• [Données fournies]
-----

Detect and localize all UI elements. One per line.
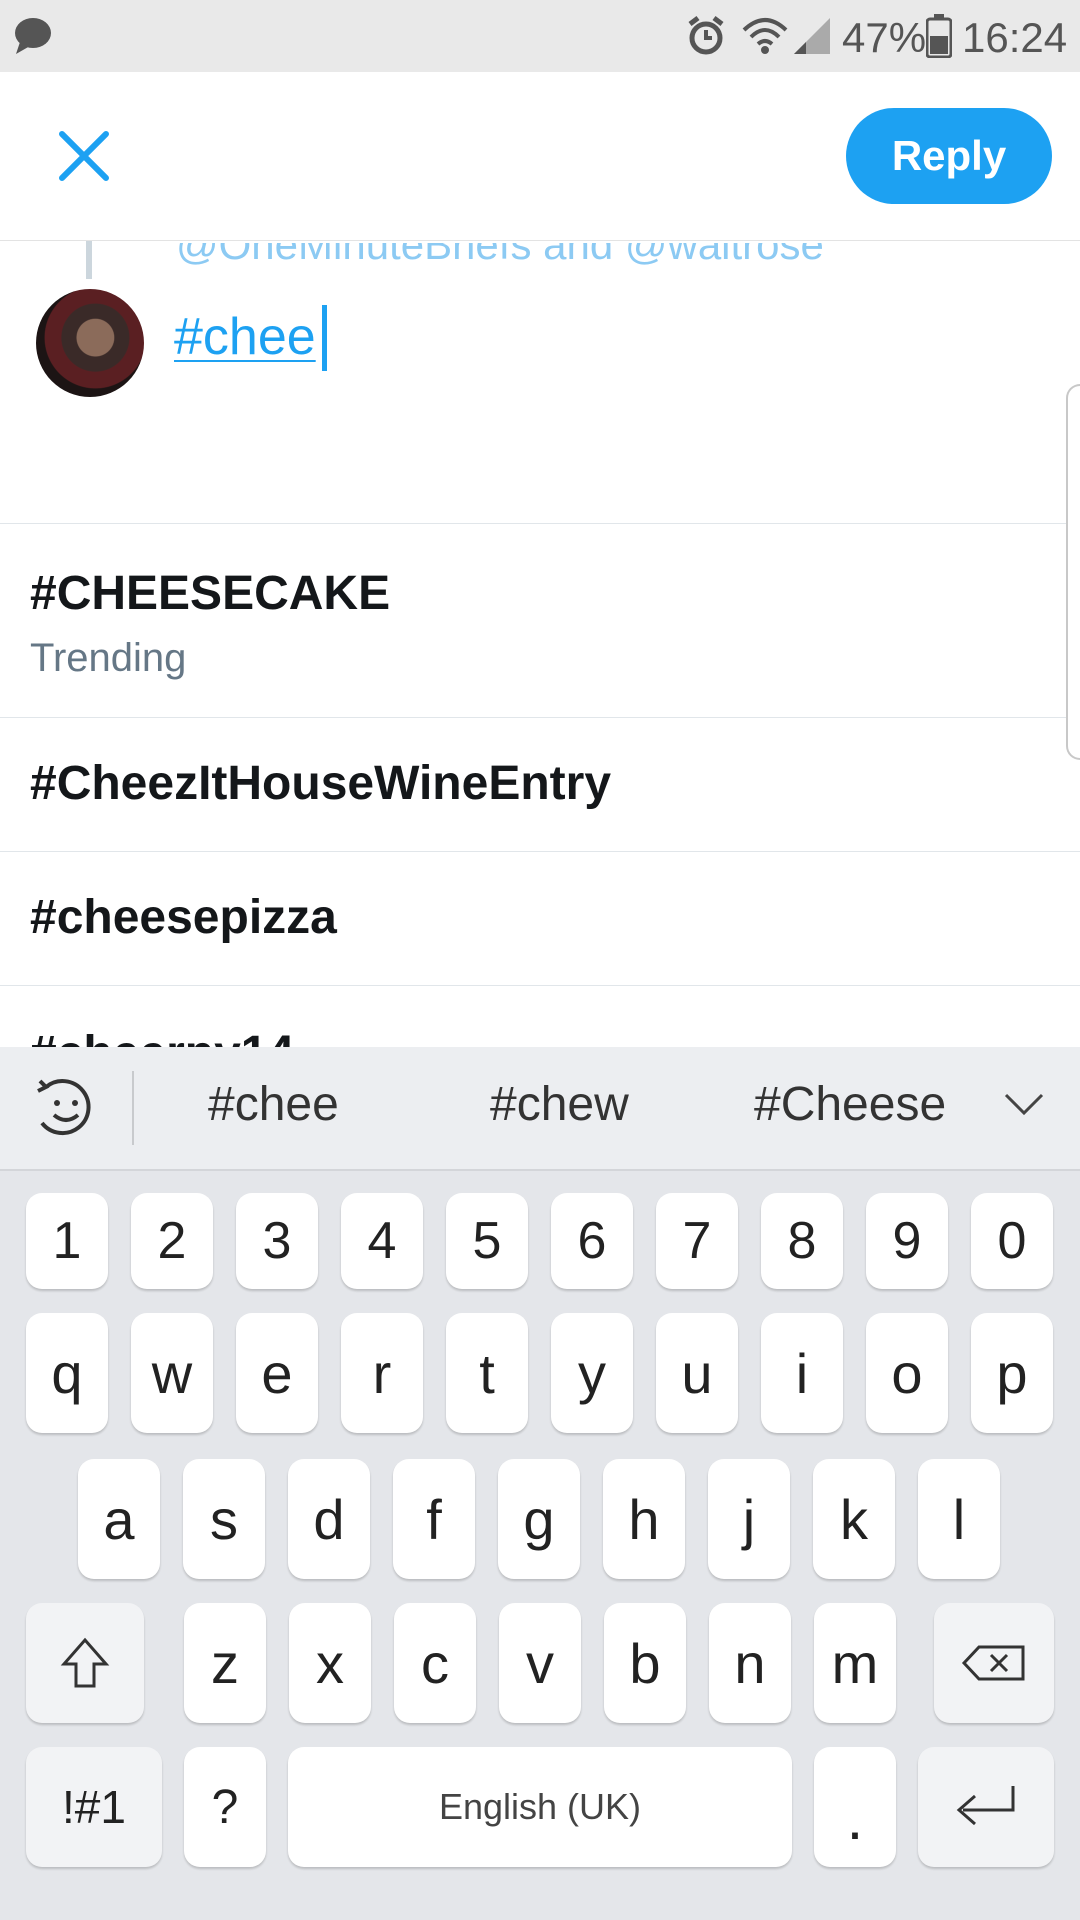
composer: @OneMinuteBriefs and @waitrose #chee (0, 241, 1080, 523)
close-icon[interactable] (58, 130, 110, 182)
text-cursor (322, 305, 327, 371)
avatar (36, 289, 144, 397)
key-t[interactable]: t (446, 1313, 528, 1433)
key-4[interactable]: 4 (341, 1193, 423, 1289)
alarm-icon (688, 16, 724, 55)
key-5[interactable]: 5 (446, 1193, 528, 1289)
reply-button[interactable]: Reply (846, 108, 1052, 204)
wifi-icon (742, 18, 788, 54)
battery-percent: 47% (842, 14, 927, 61)
scrollbar[interactable] (1066, 384, 1080, 760)
key-7[interactable]: 7 (656, 1193, 738, 1289)
prediction-2[interactable]: #chew (490, 1077, 629, 1132)
backspace-icon (961, 1645, 1025, 1681)
suggestion-item[interactable]: #CheezItHouseWineEntry (0, 717, 1080, 852)
key-r[interactable]: r (341, 1313, 423, 1433)
chevron-down-icon[interactable] (1002, 1091, 1046, 1119)
key-9[interactable]: 9 (866, 1193, 948, 1289)
key-c[interactable]: c (394, 1603, 476, 1723)
key-h[interactable]: h (603, 1459, 685, 1579)
enter-key[interactable] (918, 1747, 1054, 1867)
key-y[interactable]: y (551, 1313, 633, 1433)
key-e[interactable]: e (236, 1313, 318, 1433)
key-z[interactable]: z (184, 1603, 266, 1723)
key-b[interactable]: b (604, 1603, 686, 1723)
key-g[interactable]: g (498, 1459, 580, 1579)
compose-header: Reply (0, 72, 1080, 241)
suggestion-item[interactable]: #cheesepizza (0, 851, 1080, 986)
suggestion-tag: #cheerpy14 (30, 1026, 294, 1048)
period-key[interactable]: . (814, 1747, 896, 1867)
thread-line (86, 241, 92, 279)
key-3[interactable]: 3 (236, 1193, 318, 1289)
enter-icon (956, 1786, 1015, 1826)
key-i[interactable]: i (761, 1313, 843, 1433)
key-s[interactable]: s (183, 1459, 265, 1579)
key-q[interactable]: q (26, 1313, 108, 1433)
key-p[interactable]: p (971, 1313, 1053, 1433)
suggestion-tag: #CHEESECAKE (30, 567, 391, 620)
signal-icon (794, 18, 830, 54)
key-u[interactable]: u (656, 1313, 738, 1433)
chat-bubble-icon (15, 18, 51, 54)
key-2[interactable]: 2 (131, 1193, 213, 1289)
shift-key[interactable] (26, 1603, 144, 1723)
prediction-1[interactable]: #chee (208, 1077, 339, 1132)
suggestion-tag: #CheezItHouseWineEntry (30, 757, 612, 810)
tweet-text-input[interactable]: #chee (174, 307, 316, 367)
suggestion-item[interactable]: #CHEESECAKE Trending (0, 523, 1080, 718)
key-v[interactable]: v (499, 1603, 581, 1723)
key-j[interactable]: j (708, 1459, 790, 1579)
key-a[interactable]: a (78, 1459, 160, 1579)
space-key[interactable]: English (UK) (288, 1747, 792, 1867)
key-w[interactable]: w (131, 1313, 213, 1433)
divider (132, 1071, 134, 1145)
key-f[interactable]: f (393, 1459, 475, 1579)
backspace-key[interactable] (934, 1603, 1054, 1723)
key-l[interactable]: l (918, 1459, 1000, 1579)
key-0[interactable]: 0 (971, 1193, 1053, 1289)
key-d[interactable]: d (288, 1459, 370, 1579)
suggestion-tag: #cheesepizza (30, 891, 337, 944)
shift-icon (60, 1637, 110, 1688)
key-k[interactable]: k (813, 1459, 895, 1579)
suggestion-item[interactable]: #cheerpy14 (0, 985, 1080, 1048)
key-8[interactable]: 8 (761, 1193, 843, 1289)
key-1[interactable]: 1 (26, 1193, 108, 1289)
key-m[interactable]: m (814, 1603, 896, 1723)
symbols-key[interactable]: !#1 (26, 1747, 162, 1867)
key-n[interactable]: n (709, 1603, 791, 1723)
status-bar: 47% 16:24 (0, 0, 1080, 72)
keyboard: #chee #chew #Cheese 1234567890 qwertyuio… (0, 1047, 1080, 1920)
key-6[interactable]: 6 (551, 1193, 633, 1289)
key-o[interactable]: o (866, 1313, 948, 1433)
prediction-bar: #chee #chew #Cheese (0, 1047, 1080, 1171)
prediction-3[interactable]: #Cheese (754, 1077, 946, 1132)
clock: 16:24 (962, 14, 1068, 61)
question-key[interactable]: ? (184, 1747, 266, 1867)
suggestion-subtitle: Trending (30, 636, 187, 680)
battery-icon (926, 14, 952, 58)
emoji-toggle-icon[interactable] (32, 1073, 100, 1143)
key-x[interactable]: x (289, 1603, 371, 1723)
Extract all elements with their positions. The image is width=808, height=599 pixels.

-----

• [Consigne] Modifiez l'ensemble des items en remplaçant « interactable » par « clickable » partout où il apparaît, sans toucher au reste. Omettez les images dans votre réponse, s'il vous plaît.

• [Réponse complète]
Detect and localize all UI elements. One per line.
composer: @OneMinuteBriefs and @waitrose #chee (0, 241, 1080, 523)
close-icon[clickable] (58, 130, 110, 182)
text-cursor (322, 305, 327, 371)
avatar (36, 289, 144, 397)
key-t[clickable]: t (446, 1313, 528, 1433)
key-4[clickable]: 4 (341, 1193, 423, 1289)
alarm-icon (688, 16, 724, 55)
key-5[clickable]: 5 (446, 1193, 528, 1289)
reply-button[clickable]: Reply (846, 108, 1052, 204)
wifi-icon (742, 18, 788, 54)
battery-percent: 47% (842, 14, 927, 61)
scrollbar[clickable] (1066, 384, 1080, 760)
key-7[clickable]: 7 (656, 1193, 738, 1289)
prediction-2[clickable]: #chew (490, 1077, 629, 1132)
backspace-icon (961, 1645, 1025, 1681)
suggestion-item[clickable]: #CheezItHouseWineEntry (0, 717, 1080, 852)
key-r[clickable]: r (341, 1313, 423, 1433)
chevron-down-icon[clickable] (1002, 1091, 1046, 1119)
key-9[clickable]: 9 (866, 1193, 948, 1289)
key-c[clickable]: c (394, 1603, 476, 1723)
key-h[clickable]: h (603, 1459, 685, 1579)
enter-key[clickable] (918, 1747, 1054, 1867)
key-y[clickable]: y (551, 1313, 633, 1433)
key-e[clickable]: e (236, 1313, 318, 1433)
key-z[clickable]: z (184, 1603, 266, 1723)
key-b[clickable]: b (604, 1603, 686, 1723)
key-g[clickable]: g (498, 1459, 580, 1579)
compose-header: Reply (0, 72, 1080, 241)
suggestion-item[clickable]: #cheesepizza (0, 851, 1080, 986)
suggestion-tag: #cheerpy14 (30, 1026, 294, 1048)
period-key[clickable]: . (814, 1747, 896, 1867)
thread-line (86, 241, 92, 279)
key-3[clickable]: 3 (236, 1193, 318, 1289)
enter-icon (956, 1786, 1015, 1826)
key-i[clickable]: i (761, 1313, 843, 1433)
key-s[clickable]: s (183, 1459, 265, 1579)
key-q[clickable]: q (26, 1313, 108, 1433)
key-p[clickable]: p (971, 1313, 1053, 1433)
suggestion-tag: #CHEESECAKE (30, 567, 391, 620)
signal-icon (794, 18, 830, 54)
key-u[clickable]: u (656, 1313, 738, 1433)
chat-bubble-icon (15, 18, 51, 54)
key-2[clickable]: 2 (131, 1193, 213, 1289)
shift-key[clickable] (26, 1603, 144, 1723)
prediction-1[clickable]: #chee (208, 1077, 339, 1132)
suggestion-tag: #CheezItHouseWineEntry (30, 757, 612, 810)
tweet-text-input[clickable]: #chee (174, 307, 316, 367)
suggestion-item[clickable]: #CHEESECAKE Trending (0, 523, 1080, 718)
key-v[clickable]: v (499, 1603, 581, 1723)
key-j[clickable]: j (708, 1459, 790, 1579)
key-a[clickable]: a (78, 1459, 160, 1579)
space-key[clickable]: English (UK) (288, 1747, 792, 1867)
key-w[clickable]: w (131, 1313, 213, 1433)
divider (132, 1071, 134, 1145)
key-f[clickable]: f (393, 1459, 475, 1579)
backspace-key[clickable] (934, 1603, 1054, 1723)
key-l[clickable]: l (918, 1459, 1000, 1579)
key-0[clickable]: 0 (971, 1193, 1053, 1289)
key-d[clickable]: d (288, 1459, 370, 1579)
suggestion-tag: #cheesepizza (30, 891, 337, 944)
shift-icon (60, 1637, 110, 1688)
key-k[clickable]: k (813, 1459, 895, 1579)
suggestion-item[clickable]: #cheerpy14 (0, 985, 1080, 1048)
key-8[clickable]: 8 (761, 1193, 843, 1289)
key-1[clickable]: 1 (26, 1193, 108, 1289)
key-m[clickable]: m (814, 1603, 896, 1723)
symbols-key[clickable]: !#1 (26, 1747, 162, 1867)
key-n[clickable]: n (709, 1603, 791, 1723)
status-bar: 47% 16:24 (0, 0, 1080, 72)
keyboard: #chee #chew #Cheese 1234567890 qwertyuio… (0, 1047, 1080, 1920)
key-6[clickable]: 6 (551, 1193, 633, 1289)
key-o[clickable]: o (866, 1313, 948, 1433)
prediction-bar: #chee #chew #Cheese (0, 1047, 1080, 1171)
prediction-3[clickable]: #Cheese (754, 1077, 946, 1132)
clock: 16:24 (962, 14, 1068, 61)
question-key[clickable]: ? (184, 1747, 266, 1867)
suggestion-subtitle: Trending (30, 636, 187, 680)
battery-icon (926, 14, 952, 58)
emoji-toggle-icon[clickable] (32, 1073, 100, 1143)
key-x[clickable]: x (289, 1603, 371, 1723)
Extract all elements with their positions. The image is width=808, height=599 pixels.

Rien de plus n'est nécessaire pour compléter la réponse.